=== Task requirements ===
Copy everything in the listing below word for word, apart from any images.

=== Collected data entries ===
>>>

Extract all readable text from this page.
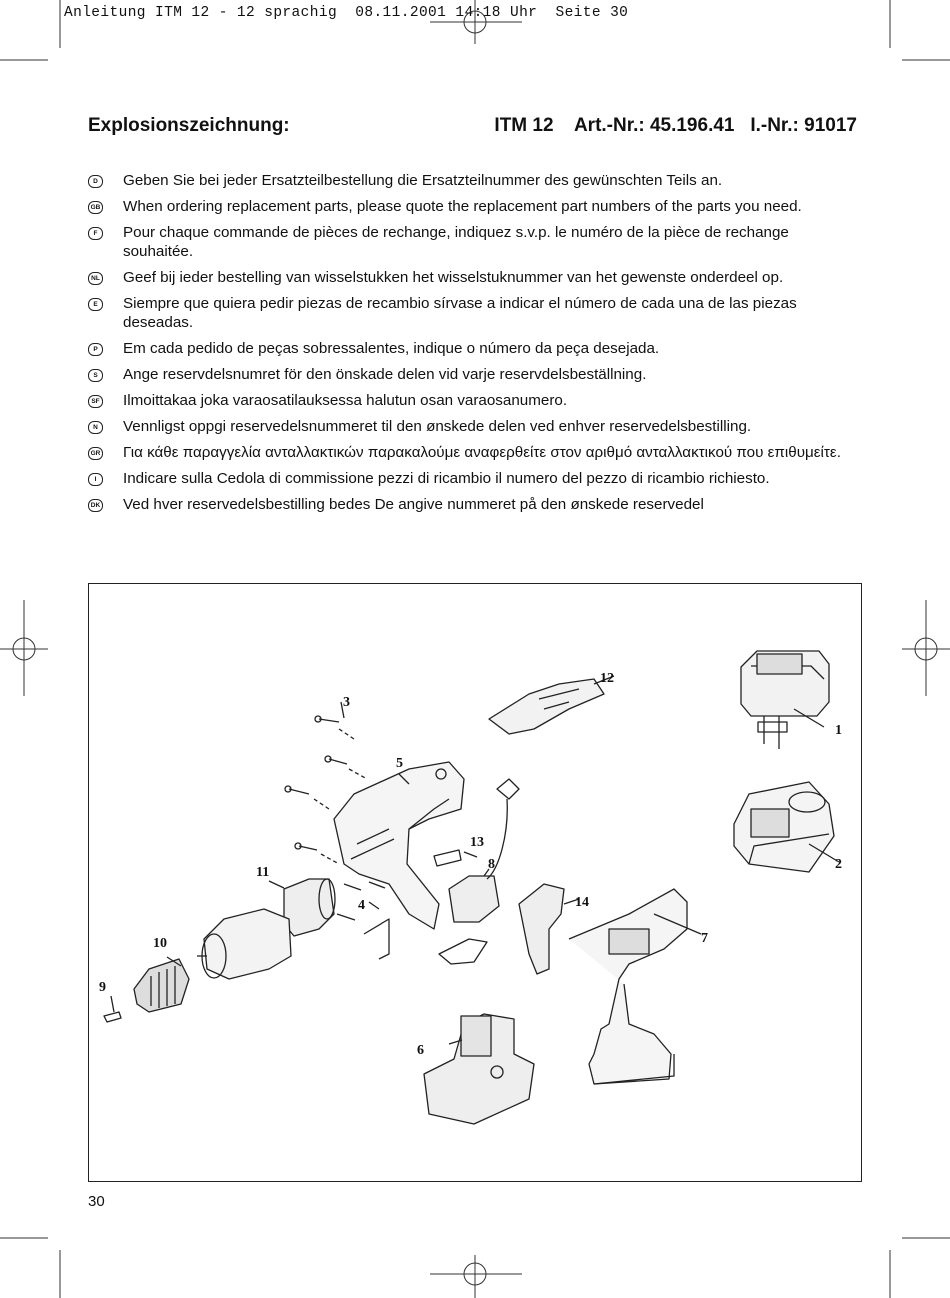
Anleitung ITM 12 - 12 sprachig  08.11.2001 14:18 Uhr  Seite 30
Explosionszeichnung:	ITM 12    Art.-Nr.: 45.196.41   I.-Nr.: 91017
D	Geben Sie bei jeder Ersatzteilbestellung die Ersatzteilnummer des gewünschten Teils an.
GB When ordering replacement parts, please quote the replacement part numbers of the parts you need.
F	Pour chaque commande de pièces de rechange, indiquez s.v.p. le numéro de la pièce de rechange souhaitée.
NL Geef bij ieder bestelling van wisselstukken het wisselstuknummer van het gewenste onderdeel op.
E	Siempre que quiera pedir piezas de recambio sírvase a indicar el número de cada una de las piezas deseadas.
P	Em cada pedido de peças sobressalentes, indique o número da peça desejada.
S	Ange reservdelsnumret för den önskade delen vid varje reservdelsbeställning.
SF Ilmoittakaa joka varaosatilauksessa halutun osan varaosanumero.
N	Vennligst oppgi reservedelsnummeret til den ønskede delen ved enhver reservedelsbestilling.
GR Για κάθε παραγγελία ανταλλακτικών παρακαλούμε αναφερθείτε στον αριθμό ανταλλακτικού που επιθυμείτε.
I	Indicare sulla Cedola di commissione pezzi di ricambio il numero del pezzo di ricambio richiesto.
DK Ved hver reservedelsbestilling bedes De angive nummeret på den ønskede reservedel
1
2
3
4
5
6
7
8
9
10
11
12
13
14
30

<<<

=== Response for this exercise ===
Extract all readable text from this page.
Anleitung ITM 12 - 12 sprachig  08.11.2001 14:18 Uhr  Seite 30
Explosionszeichnung:	ITM 12    Art.-Nr.: 45.196.41   I.-Nr.: 91017
D	Geben Sie bei jeder Ersatzteilbestellung die Ersatzteilnummer des gewünschten Teils an.
GB When ordering replacement parts, please quote the replacement part numbers of the parts you need.
F	Pour chaque commande de pièces de rechange, indiquez s.v.p. le numéro de la pièce de rechange souhaitée.
NL Geef bij ieder bestelling van wisselstukken het wisselstuknummer van het gewenste onderdeel op.
E	Siempre que quiera pedir piezas de recambio sírvase a indicar el número de cada una de las piezas deseadas.
P	Em cada pedido de peças sobressalentes, indique o número da peça desejada.
S	Ange reservdelsnumret för den önskade delen vid varje reservdelsbeställning.
SF Ilmoittakaa joka varaosatilauksessa halutun osan varaosanumero.
N	Vennligst oppgi reservedelsnummeret til den ønskede delen ved enhver reservedelsbestilling.
GR Για κάθε παραγγελία ανταλλακτικών παρακαλούμε αναφερθείτε στον αριθμό ανταλλακτικού που επιθυμείτε.
I	Indicare sulla Cedola di commissione pezzi di ricambio il numero del pezzo di ricambio richiesto.
DK Ved hver reservedelsbestilling bedes De angive nummeret på den ønskede reservedel
1
2
3
4
5
6
7
8
9
10
11
12
13
14
30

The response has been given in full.